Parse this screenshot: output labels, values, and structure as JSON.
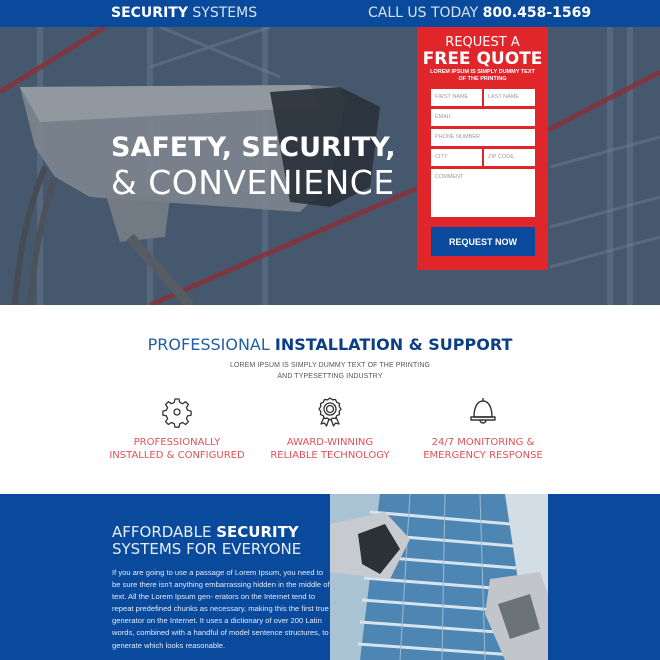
{
  "header": {
    "brand_bold": "SECURITY",
    "brand_light": "SYSTEMS",
    "call_label": "CALL US TODAY",
    "phone": "800.458-1569"
  },
  "hero": {
    "title_line1": "SAFETY, SECURITY,",
    "title_line2": "& CONVENIENCE"
  },
  "quote_form": {
    "heading_light": "REQUEST A",
    "heading_bold": "FREE QUOTE",
    "subheading": "LOREM IPSUM IS SIMPLY DUMMY TEXT OF THE PRINTING",
    "fields": {
      "first_name": "FIRST NAME",
      "last_name": "LAST NAME",
      "email": "EMAIL",
      "phone": "PHONE NUMBER",
      "city": "CITY",
      "zip": "ZIP CODE",
      "comment": "COMMENT"
    },
    "submit_label": "REQUEST NOW"
  },
  "features": {
    "title_light": "PROFESSIONAL",
    "title_bold": "INSTALLATION & SUPPORT",
    "subtitle_line1": "LOREM IPSUM IS SIMPLY DUMMY TEXT OF THE PRINTING",
    "subtitle_line2": "AND TYPESETTING INDUSTRY",
    "items": [
      {
        "icon": "gear-icon",
        "line1": "PROFESSIONALLY",
        "line2": "INSTALLED & CONFIGURED"
      },
      {
        "icon": "award-ribbon-icon",
        "line1": "AWARD-WINNING",
        "line2": "RELIABLE TECHNOLOGY"
      },
      {
        "icon": "bell-icon",
        "line1": "24/7 MONITORING &",
        "line2": "EMERGENCY RESPONSE"
      }
    ]
  },
  "affordable": {
    "title_light": "AFFORDABLE",
    "title_bold": "SECURITY",
    "title_line2": "SYSTEMS FOR EVERYONE",
    "body": "If you are going to use a passage of Lorem Ipsum, you need to be sure there isn't anything embarrassing hidden in the middle of text. All the Lorem Ipsum gen- erators on the Internet tend to repeat predefined chunks as necessary, making this the first true generator on the Internet. It uses a dictionary of over 200 Latin words, combined with a handful of model sentence structures, to generate which looks reasonable."
  },
  "colors": {
    "brand_blue": "#0a4a9c",
    "accent_red": "#e0262a",
    "feature_text": "#e05257"
  }
}
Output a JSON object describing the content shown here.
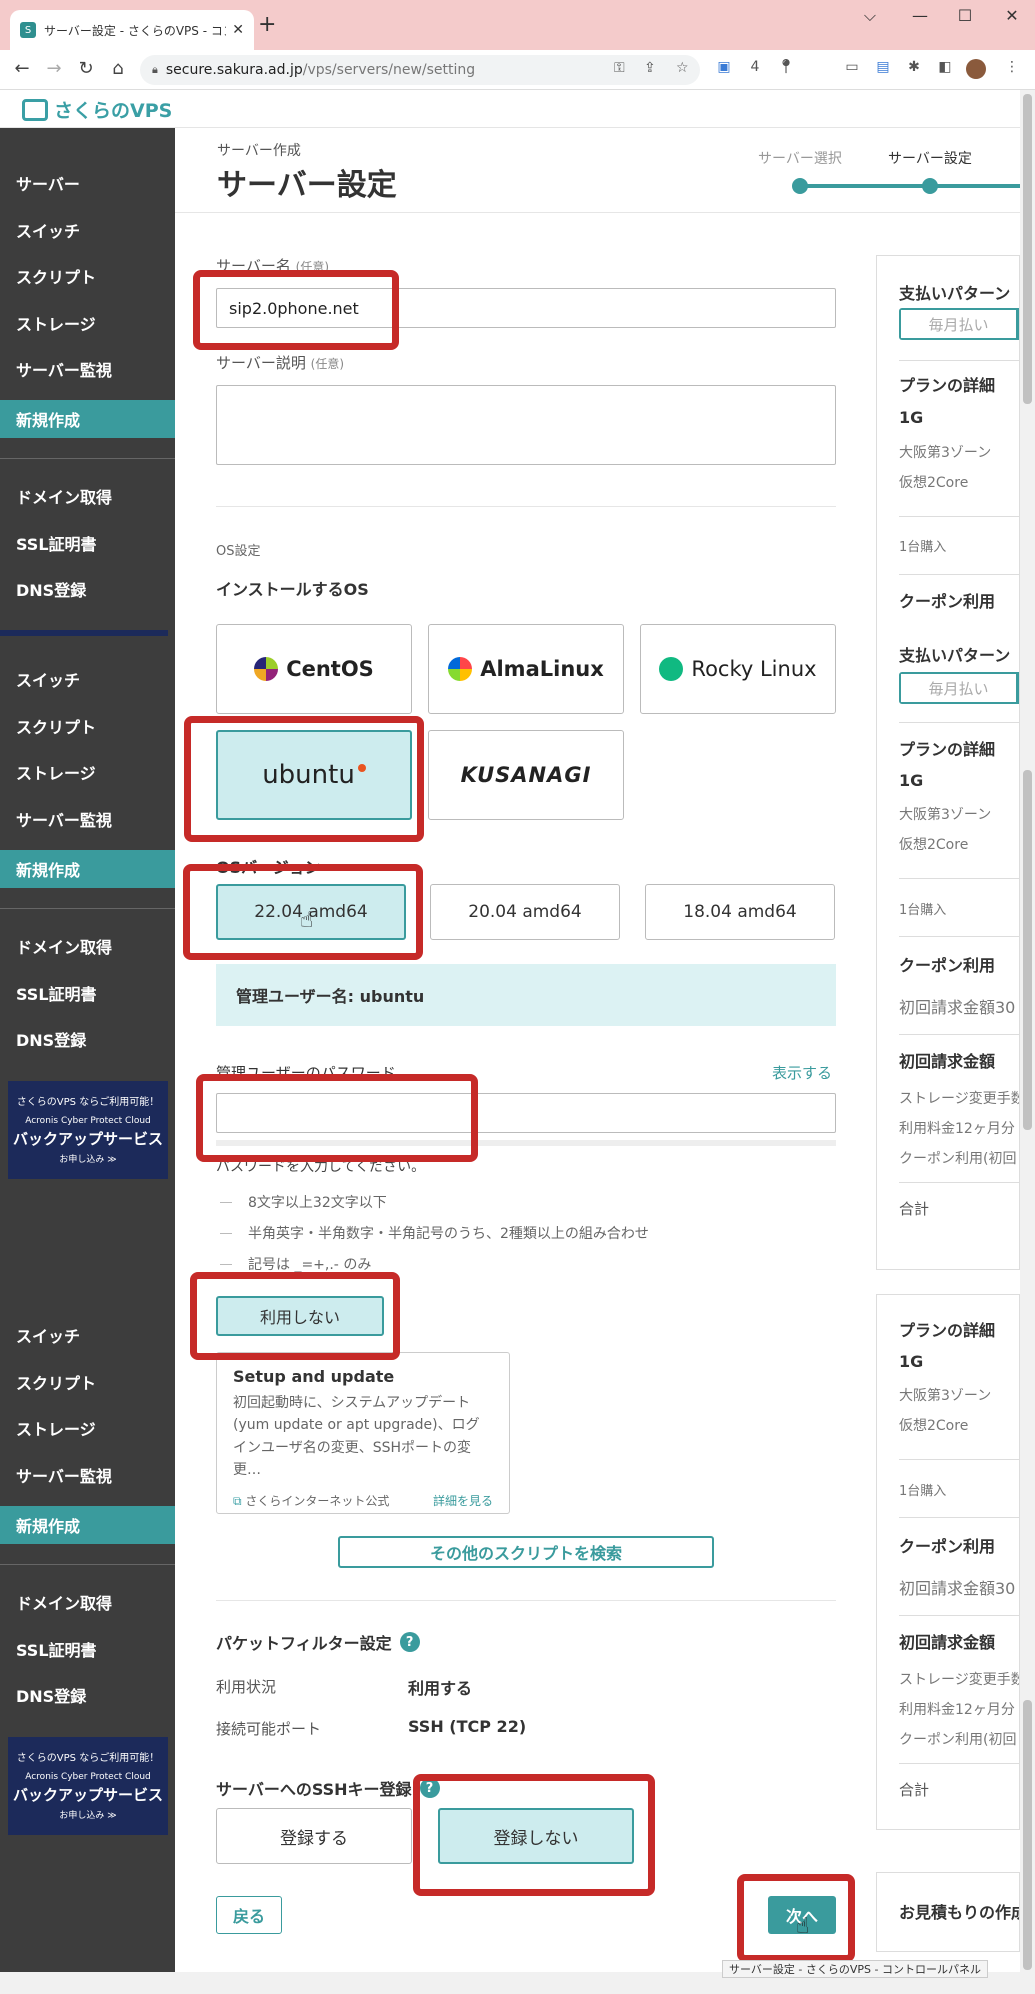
{
  "browser": {
    "tab_title": "サーバー設定 - さくらのVPS - コントロ...",
    "favicon_text": "S",
    "url_host": "secure.sakura.ad.jp",
    "url_path": "/vps/servers/new/setting",
    "new_tab": "+",
    "close": "✕",
    "min": "⌵",
    "minimize": "—",
    "maximize": "☐",
    "exit": "✕"
  },
  "site": {
    "logo": "さくらのVPS"
  },
  "sidebar": {
    "items": [
      "サーバー",
      "スイッチ",
      "スクリプト",
      "ストレージ",
      "サーバー監視",
      "新規作成",
      "ドメイン取得",
      "SSL証明書",
      "DNS登録"
    ],
    "banner": {
      "line1": "さくらのVPS ならご利用可能！",
      "line2": "Acronis Cyber Protect Cloud",
      "line3": "バックアップサービス",
      "line4": "お申し込み ≫"
    }
  },
  "header": {
    "subtitle": "サーバー作成",
    "title": "サーバー設定",
    "steps": [
      "サーバー選択",
      "サーバー設定"
    ]
  },
  "form": {
    "server_name_label": "サーバー名",
    "optional": "(任意)",
    "server_name_value": "sip2.0phone.net",
    "server_desc_label": "サーバー説明",
    "os_section": "OS設定",
    "os_install_label": "インストールするOS",
    "os_options": [
      "CentOS",
      "AlmaLinux",
      "Rocky Linux",
      "ubuntu",
      "KUSANAGI"
    ],
    "os_version_label": "OSバージョン",
    "os_versions": [
      "22.04 amd64",
      "20.04 amd64",
      "18.04 amd64"
    ],
    "admin_user": "管理ユーザー名: ubuntu",
    "password_label": "管理ユーザーのパスワード",
    "show_password": "表示する",
    "password_hint": "パスワードを入力してください。",
    "password_rules": [
      "8文字以上32文字以下",
      "半角英字・半角数字・半角記号のうち、2種類以上の組み合わせ",
      "記号は _=+,.- のみ"
    ],
    "script_toggle": "利用しない",
    "script_card": {
      "title": "Setup and update",
      "desc": "初回起動時に、システムアップデート(yum update or apt upgrade)、ログインユーザ名の変更、SSHポートの変更…",
      "publisher": "さくらインターネット公式",
      "detail": "詳細を見る"
    },
    "search_scripts": "その他のスクリプトを検索",
    "packet_filter_label": "パケットフィルター設定",
    "pf_status_key": "利用状況",
    "pf_status_val": "利用する",
    "pf_port_key": "接続可能ポート",
    "pf_port_val": "SSH (TCP 22)",
    "ssh_key_label": "サーバーへのSSHキー登録",
    "ssh_register": "登録する",
    "ssh_no_register": "登録しない",
    "back": "戻る",
    "next": "次へ"
  },
  "right_panel": {
    "payment_pattern": "支払いパターン",
    "monthly": "毎月払い",
    "plan_detail": "プランの詳細",
    "plan": "1G",
    "zone": "大阪第3ゾーン",
    "core": "仮想2Core",
    "qty": "1台購入",
    "coupon": "クーポン利用",
    "coupon_detail": "初回請求金額30",
    "initial_bill": "初回請求金額",
    "bill_rows": [
      "ストレージ変更手数",
      "利用料金12ヶ月分",
      "クーポン利用(初回"
    ],
    "total": "合計",
    "estimate": "お見積もりの作成"
  },
  "statusbar": "サーバー設定 - さくらのVPS - コントロールパネル",
  "colors": {
    "accent": "#3a9b9d",
    "annotation": "#c62a28",
    "sidebar": "#3d3d3d"
  }
}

######

### Requirement
Go through the records above, find every line with the word "サーバー設定", and list those lines.

### Completed exercise
    "tab_title": "サーバー設定 - さくらのVPS - コントロ...",
    "title": "サーバー設定",
      "サーバー設定"
  "statusbar": "サーバー設定 - さくらのVPS - コントロールパネル",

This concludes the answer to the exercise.